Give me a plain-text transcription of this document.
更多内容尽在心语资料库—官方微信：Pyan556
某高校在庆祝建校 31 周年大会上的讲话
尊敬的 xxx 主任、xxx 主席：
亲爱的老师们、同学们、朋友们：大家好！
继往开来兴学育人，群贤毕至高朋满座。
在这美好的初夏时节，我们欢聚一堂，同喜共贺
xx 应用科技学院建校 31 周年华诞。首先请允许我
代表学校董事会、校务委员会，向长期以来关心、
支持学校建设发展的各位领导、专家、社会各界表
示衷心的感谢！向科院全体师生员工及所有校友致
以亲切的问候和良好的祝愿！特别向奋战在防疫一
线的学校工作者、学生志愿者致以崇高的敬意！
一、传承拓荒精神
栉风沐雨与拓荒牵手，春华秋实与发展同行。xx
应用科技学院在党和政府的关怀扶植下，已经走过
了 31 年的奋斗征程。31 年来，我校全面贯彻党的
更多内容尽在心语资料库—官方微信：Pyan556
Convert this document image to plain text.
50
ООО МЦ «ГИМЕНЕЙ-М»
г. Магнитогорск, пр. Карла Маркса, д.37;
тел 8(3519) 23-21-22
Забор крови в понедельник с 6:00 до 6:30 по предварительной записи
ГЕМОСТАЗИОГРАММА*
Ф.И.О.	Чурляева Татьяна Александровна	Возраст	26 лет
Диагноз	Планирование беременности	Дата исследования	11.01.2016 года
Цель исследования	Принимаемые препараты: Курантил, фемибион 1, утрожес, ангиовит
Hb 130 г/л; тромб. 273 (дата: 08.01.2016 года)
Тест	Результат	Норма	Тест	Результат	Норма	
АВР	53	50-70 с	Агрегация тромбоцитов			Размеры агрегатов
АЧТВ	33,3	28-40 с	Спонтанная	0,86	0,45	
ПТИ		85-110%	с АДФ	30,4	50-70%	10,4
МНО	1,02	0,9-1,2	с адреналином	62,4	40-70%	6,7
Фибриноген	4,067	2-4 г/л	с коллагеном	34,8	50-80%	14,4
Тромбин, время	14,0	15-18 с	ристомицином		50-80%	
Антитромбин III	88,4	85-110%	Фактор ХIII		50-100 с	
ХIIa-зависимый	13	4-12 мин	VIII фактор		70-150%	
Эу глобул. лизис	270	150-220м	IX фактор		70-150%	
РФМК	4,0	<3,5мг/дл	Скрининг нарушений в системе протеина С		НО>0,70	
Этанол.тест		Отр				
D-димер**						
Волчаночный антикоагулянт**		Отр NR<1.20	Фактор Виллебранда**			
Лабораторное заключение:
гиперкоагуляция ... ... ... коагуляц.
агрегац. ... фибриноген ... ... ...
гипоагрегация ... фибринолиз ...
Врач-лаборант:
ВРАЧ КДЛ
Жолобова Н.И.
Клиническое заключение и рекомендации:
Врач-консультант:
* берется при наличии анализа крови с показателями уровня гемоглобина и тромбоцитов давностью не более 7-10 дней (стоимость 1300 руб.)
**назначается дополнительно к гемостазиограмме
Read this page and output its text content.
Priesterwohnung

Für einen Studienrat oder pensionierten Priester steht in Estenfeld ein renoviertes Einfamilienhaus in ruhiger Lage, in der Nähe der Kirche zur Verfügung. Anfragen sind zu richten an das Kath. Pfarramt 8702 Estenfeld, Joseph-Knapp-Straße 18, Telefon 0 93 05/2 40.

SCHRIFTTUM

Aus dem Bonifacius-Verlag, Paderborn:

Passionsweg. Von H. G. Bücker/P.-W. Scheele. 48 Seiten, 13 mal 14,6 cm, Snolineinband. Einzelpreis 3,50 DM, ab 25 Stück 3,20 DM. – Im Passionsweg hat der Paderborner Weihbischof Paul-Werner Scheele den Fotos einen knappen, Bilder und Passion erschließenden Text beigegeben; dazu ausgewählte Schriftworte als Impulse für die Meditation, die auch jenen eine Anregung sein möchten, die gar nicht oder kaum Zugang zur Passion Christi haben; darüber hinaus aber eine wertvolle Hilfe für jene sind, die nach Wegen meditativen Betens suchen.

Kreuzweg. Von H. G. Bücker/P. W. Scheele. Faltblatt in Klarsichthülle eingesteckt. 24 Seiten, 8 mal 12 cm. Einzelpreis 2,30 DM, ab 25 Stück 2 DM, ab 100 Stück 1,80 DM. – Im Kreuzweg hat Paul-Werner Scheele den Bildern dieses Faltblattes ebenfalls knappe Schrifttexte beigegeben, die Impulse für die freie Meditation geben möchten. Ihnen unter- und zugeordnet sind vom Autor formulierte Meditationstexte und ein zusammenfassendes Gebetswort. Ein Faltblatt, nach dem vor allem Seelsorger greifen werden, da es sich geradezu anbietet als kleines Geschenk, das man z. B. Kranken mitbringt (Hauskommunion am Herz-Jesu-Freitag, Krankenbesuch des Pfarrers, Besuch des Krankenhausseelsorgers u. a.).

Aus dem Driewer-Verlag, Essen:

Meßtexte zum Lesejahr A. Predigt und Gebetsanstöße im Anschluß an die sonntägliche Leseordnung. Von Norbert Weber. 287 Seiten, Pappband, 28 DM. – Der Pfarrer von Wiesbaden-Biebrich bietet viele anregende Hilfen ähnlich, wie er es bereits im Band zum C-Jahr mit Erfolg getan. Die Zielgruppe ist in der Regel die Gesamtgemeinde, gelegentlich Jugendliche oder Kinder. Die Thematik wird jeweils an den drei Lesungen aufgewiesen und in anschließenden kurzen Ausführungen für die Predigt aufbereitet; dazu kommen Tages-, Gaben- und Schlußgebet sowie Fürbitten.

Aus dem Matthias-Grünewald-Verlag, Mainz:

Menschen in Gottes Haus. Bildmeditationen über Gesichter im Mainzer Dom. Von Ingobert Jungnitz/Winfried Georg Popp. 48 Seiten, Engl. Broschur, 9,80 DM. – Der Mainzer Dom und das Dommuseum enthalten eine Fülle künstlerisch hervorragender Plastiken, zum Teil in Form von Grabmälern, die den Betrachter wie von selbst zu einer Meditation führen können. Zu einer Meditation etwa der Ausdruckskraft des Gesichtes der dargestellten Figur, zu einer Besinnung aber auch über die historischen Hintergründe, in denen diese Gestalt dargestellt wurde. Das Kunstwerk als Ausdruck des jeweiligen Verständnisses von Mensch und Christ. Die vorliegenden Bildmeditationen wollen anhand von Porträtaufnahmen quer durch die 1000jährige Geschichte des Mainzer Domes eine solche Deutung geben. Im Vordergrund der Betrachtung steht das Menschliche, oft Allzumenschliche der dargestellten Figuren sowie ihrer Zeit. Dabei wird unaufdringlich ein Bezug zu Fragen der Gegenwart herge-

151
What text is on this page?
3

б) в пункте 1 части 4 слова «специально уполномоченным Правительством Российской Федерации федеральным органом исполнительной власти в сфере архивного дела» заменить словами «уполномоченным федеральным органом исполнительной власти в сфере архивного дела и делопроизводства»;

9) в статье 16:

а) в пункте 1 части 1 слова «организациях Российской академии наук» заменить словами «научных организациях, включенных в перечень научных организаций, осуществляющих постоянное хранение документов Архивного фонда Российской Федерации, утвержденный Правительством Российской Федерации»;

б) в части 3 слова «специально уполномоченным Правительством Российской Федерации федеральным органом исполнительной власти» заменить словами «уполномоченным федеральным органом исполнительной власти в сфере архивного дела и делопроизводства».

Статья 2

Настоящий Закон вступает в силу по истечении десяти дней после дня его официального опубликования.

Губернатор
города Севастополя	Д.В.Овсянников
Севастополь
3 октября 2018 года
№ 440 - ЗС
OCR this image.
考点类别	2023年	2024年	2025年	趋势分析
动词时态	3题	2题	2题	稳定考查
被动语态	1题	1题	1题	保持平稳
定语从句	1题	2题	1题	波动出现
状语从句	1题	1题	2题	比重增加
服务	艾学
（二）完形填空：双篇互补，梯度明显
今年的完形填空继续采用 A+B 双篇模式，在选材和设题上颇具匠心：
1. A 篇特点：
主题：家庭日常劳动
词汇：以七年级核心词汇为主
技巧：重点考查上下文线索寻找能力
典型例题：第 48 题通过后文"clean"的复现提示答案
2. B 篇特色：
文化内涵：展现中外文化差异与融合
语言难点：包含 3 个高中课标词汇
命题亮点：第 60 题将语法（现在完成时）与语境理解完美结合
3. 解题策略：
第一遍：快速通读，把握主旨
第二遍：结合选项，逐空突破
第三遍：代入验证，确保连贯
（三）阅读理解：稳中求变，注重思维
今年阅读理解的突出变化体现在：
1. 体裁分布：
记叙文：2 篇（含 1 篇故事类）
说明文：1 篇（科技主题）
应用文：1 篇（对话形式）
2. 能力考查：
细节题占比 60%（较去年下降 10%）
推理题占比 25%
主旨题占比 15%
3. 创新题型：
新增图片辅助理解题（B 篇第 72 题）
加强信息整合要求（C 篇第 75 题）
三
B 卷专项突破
================================
■ **Description of the task**
In the listing above, find each line with the word "словами" and copy it.

■ **Response**
б) в пункте 1 части 4 слова «специально уполномоченным Правительством Российской Федерации федеральным органом исполнительной власти в сфере архивного дела» заменить словами «уполномоченным федеральным органом исполнительной власти в сфере архивного дела и делопроизводства»;
а) в пункте 1 части 1 слова «организациях Российской академии наук» заменить словами «научных организациях, включенных в перечень научных организаций, осуществляющих постоянное хранение документов Архивного фонда Российской Федерации, утвержденный Правительством Российской Федерации»;
б) в части 3 слова «специально уполномоченным Правительством Российской Федерации федеральным органом исполнительной власти» заменить словами «уполномоченным федеральным органом исполнительной власти в сфере архивного дела и делопроизводства».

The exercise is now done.